Could you output each line of the data that follows exactly?

[start]

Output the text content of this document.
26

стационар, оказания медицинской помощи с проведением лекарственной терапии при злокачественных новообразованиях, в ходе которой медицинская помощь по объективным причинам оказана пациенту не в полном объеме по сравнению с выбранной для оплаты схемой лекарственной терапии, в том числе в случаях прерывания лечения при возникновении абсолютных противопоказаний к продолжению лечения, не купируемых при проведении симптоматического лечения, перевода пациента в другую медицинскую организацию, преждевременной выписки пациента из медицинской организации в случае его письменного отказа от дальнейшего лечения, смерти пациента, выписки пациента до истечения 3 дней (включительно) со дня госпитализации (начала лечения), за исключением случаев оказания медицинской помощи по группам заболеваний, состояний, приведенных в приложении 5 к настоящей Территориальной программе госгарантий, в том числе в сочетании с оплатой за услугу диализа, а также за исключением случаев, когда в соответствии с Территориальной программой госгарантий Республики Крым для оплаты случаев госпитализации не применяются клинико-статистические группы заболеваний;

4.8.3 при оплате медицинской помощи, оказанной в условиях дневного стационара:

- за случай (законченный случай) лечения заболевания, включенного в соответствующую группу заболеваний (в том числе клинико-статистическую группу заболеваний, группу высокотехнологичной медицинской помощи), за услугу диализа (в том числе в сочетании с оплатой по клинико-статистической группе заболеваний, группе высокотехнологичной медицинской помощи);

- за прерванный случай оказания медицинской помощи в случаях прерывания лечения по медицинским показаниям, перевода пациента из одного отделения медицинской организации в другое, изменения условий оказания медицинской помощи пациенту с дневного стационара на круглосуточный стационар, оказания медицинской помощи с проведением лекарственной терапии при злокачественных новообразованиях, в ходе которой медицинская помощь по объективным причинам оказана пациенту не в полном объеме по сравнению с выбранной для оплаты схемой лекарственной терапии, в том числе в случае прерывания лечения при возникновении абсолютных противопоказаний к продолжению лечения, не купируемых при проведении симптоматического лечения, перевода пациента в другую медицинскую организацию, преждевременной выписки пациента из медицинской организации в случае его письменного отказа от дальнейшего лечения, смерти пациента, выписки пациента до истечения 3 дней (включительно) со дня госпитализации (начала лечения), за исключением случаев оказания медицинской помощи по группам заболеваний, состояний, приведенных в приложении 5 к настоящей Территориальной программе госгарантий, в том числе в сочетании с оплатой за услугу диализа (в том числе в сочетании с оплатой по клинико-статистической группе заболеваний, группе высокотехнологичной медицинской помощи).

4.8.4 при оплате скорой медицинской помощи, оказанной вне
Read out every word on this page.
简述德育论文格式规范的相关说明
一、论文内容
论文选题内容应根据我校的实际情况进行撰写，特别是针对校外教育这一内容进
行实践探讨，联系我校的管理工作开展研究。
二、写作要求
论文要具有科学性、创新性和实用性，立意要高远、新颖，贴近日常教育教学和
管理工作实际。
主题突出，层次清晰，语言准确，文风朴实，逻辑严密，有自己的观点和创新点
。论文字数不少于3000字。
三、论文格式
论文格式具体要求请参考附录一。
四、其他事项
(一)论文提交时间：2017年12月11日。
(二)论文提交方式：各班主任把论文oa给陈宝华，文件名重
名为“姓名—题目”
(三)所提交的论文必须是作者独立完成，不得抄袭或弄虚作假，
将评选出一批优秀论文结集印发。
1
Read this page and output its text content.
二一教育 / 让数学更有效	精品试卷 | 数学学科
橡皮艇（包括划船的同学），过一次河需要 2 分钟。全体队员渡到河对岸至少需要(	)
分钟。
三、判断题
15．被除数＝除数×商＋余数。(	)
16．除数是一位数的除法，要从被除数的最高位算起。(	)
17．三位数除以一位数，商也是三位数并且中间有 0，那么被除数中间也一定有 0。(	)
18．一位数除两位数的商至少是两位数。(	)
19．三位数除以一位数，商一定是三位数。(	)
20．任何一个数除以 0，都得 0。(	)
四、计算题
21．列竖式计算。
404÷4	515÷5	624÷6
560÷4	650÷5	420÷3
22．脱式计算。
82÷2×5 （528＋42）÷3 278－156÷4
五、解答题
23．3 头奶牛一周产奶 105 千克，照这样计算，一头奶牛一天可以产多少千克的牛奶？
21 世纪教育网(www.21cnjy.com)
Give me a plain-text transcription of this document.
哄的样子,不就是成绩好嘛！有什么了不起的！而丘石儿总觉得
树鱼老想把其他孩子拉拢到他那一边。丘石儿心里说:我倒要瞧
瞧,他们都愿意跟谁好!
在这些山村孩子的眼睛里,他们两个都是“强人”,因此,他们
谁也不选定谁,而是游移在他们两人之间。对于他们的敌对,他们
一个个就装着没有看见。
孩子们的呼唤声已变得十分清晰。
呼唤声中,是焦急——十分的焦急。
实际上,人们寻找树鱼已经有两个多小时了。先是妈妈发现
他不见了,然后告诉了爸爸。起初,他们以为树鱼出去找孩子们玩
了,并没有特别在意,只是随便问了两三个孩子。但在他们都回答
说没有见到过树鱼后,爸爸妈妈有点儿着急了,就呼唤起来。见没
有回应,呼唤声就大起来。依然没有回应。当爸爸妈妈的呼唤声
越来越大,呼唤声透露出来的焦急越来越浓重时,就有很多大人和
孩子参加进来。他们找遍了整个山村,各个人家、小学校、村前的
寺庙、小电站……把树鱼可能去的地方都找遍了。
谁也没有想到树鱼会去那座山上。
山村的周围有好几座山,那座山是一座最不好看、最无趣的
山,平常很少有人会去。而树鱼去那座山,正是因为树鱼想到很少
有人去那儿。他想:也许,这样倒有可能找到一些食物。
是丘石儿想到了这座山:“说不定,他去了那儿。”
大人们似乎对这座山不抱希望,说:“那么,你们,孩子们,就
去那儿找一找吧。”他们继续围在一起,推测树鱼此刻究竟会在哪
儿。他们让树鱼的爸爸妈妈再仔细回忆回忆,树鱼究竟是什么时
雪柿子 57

[end]

FINISHED EXERCISE |
Output the text content of this document.
26

стационар, оказания медицинской помощи с проведением лекарственной терапии при злокачественных новообразованиях, в ходе которой медицинская помощь по объективным причинам оказана пациенту не в полном объеме по сравнению с выбранной для оплаты схемой лекарственной терапии, в том числе в случаях прерывания лечения при возникновении абсолютных противопоказаний к продолжению лечения, не купируемых при проведении симптоматического лечения, перевода пациента в другую медицинскую организацию, преждевременной выписки пациента из медицинской организации в случае его письменного отказа от дальнейшего лечения, смерти пациента, выписки пациента до истечения 3 дней (включительно) со дня госпитализации (начала лечения), за исключением случаев оказания медицинской помощи по группам заболеваний, состояний, приведенных в приложении 5 к настоящей Территориальной программе госгарантий, в том числе в сочетании с оплатой за услугу диализа, а также за исключением случаев, когда в соответствии с Территориальной программой госгарантий Республики Крым для оплаты случаев госпитализации не применяются клинико-статистические группы заболеваний;

4.8.3 при оплате медицинской помощи, оказанной в условиях дневного стационара:

- за случай (законченный случай) лечения заболевания, включенного в соответствующую группу заболеваний (в том числе клинико-статистическую группу заболеваний, группу высокотехнологичной медицинской помощи), за услугу диализа (в том числе в сочетании с оплатой по клинико-статистической группе заболеваний, группе высокотехнологичной медицинской помощи);

- за прерванный случай оказания медицинской помощи в случаях прерывания лечения по медицинским показаниям, перевода пациента из одного отделения медицинской организации в другое, изменения условий оказания медицинской помощи пациенту с дневного стационара на круглосуточный стационар, оказания медицинской помощи с проведением лекарственной терапии при злокачественных новообразованиях, в ходе которой медицинская помощь по объективным причинам оказана пациенту не в полном объеме по сравнению с выбранной для оплаты схемой лекарственной терапии, в том числе в случае прерывания лечения при возникновении абсолютных противопоказаний к продолжению лечения, не купируемых при проведении симптоматического лечения, перевода пациента в другую медицинскую организацию, преждевременной выписки пациента из медицинской организации в случае его письменного отказа от дальнейшего лечения, смерти пациента, выписки пациента до истечения 3 дней (включительно) со дня госпитализации (начала лечения), за исключением случаев оказания медицинской помощи по группам заболеваний, состояний, приведенных в приложении 5 к настоящей Территориальной программе госгарантий, в том числе в сочетании с оплатой за услугу диализа (в том числе в сочетании с оплатой по клинико-статистической группе заболеваний, группе высокотехнологичной медицинской помощи).

4.8.4 при оплате скорой медицинской помощи, оказанной вне
Read out every word on this page.
简述德育论文格式规范的相关说明
一、论文内容
论文选题内容应根据我校的实际情况进行撰写，特别是针对校外教育这一内容进
行实践探讨，联系我校的管理工作开展研究。
二、写作要求
论文要具有科学性、创新性和实用性，立意要高远、新颖，贴近日常教育教学和
管理工作实际。
主题突出，层次清晰，语言准确，文风朴实，逻辑严密，有自己的观点和创新点
。论文字数不少于3000字。
三、论文格式
论文格式具体要求请参考附录一。
四、其他事项
(一)论文提交时间：2017年12月11日。
(二)论文提交方式：各班主任把论文oa给陈宝华，文件名重
名为“姓名—题目”
(三)所提交的论文必须是作者独立完成，不得抄袭或弄虚作假，
将评选出一批优秀论文结集印发。
1
Read this page and output its text content.
二一教育 / 让数学更有效	精品试卷 | 数学学科
橡皮艇（包括划船的同学），过一次河需要 2 分钟。全体队员渡到河对岸至少需要(	)
分钟。
三、判断题
15．被除数＝除数×商＋余数。(	)
16．除数是一位数的除法，要从被除数的最高位算起。(	)
17．三位数除以一位数，商也是三位数并且中间有 0，那么被除数中间也一定有 0。(	)
18．一位数除两位数的商至少是两位数。(	)
19．三位数除以一位数，商一定是三位数。(	)
20．任何一个数除以 0，都得 0。(	)
四、计算题
21．列竖式计算。
404÷4	515÷5	624÷6
560÷4	650÷5	420÷3
22．脱式计算。
82÷2×5 （528＋42）÷3 278－156÷4
五、解答题
23．3 头奶牛一周产奶 105 千克，照这样计算，一头奶牛一天可以产多少千克的牛奶？
21 世纪教育网(www.21cnjy.com)
Give me a plain-text transcription of this document.
哄的样子,不就是成绩好嘛！有什么了不起的！而丘石儿总觉得
树鱼老想把其他孩子拉拢到他那一边。丘石儿心里说:我倒要瞧
瞧,他们都愿意跟谁好!
在这些山村孩子的眼睛里,他们两个都是“强人”,因此,他们
谁也不选定谁,而是游移在他们两人之间。对于他们的敌对,他们
一个个就装着没有看见。
孩子们的呼唤声已变得十分清晰。
呼唤声中,是焦急——十分的焦急。
实际上,人们寻找树鱼已经有两个多小时了。先是妈妈发现
他不见了,然后告诉了爸爸。起初,他们以为树鱼出去找孩子们玩
了,并没有特别在意,只是随便问了两三个孩子。但在他们都回答
说没有见到过树鱼后,爸爸妈妈有点儿着急了,就呼唤起来。见没
有回应,呼唤声就大起来。依然没有回应。当爸爸妈妈的呼唤声
越来越大,呼唤声透露出来的焦急越来越浓重时,就有很多大人和
孩子参加进来。他们找遍了整个山村,各个人家、小学校、村前的
寺庙、小电站……把树鱼可能去的地方都找遍了。
谁也没有想到树鱼会去那座山上。
山村的周围有好几座山,那座山是一座最不好看、最无趣的
山,平常很少有人会去。而树鱼去那座山,正是因为树鱼想到很少
有人去那儿。他想:也许,这样倒有可能找到一些食物。
是丘石儿想到了这座山:“说不定,他去了那儿。”
大人们似乎对这座山不抱希望,说:“那么,你们,孩子们,就
去那儿找一找吧。”他们继续围在一起,推测树鱼此刻究竟会在哪
儿。他们让树鱼的爸爸妈妈再仔细回忆回忆,树鱼究竟是什么时
雪柿子 57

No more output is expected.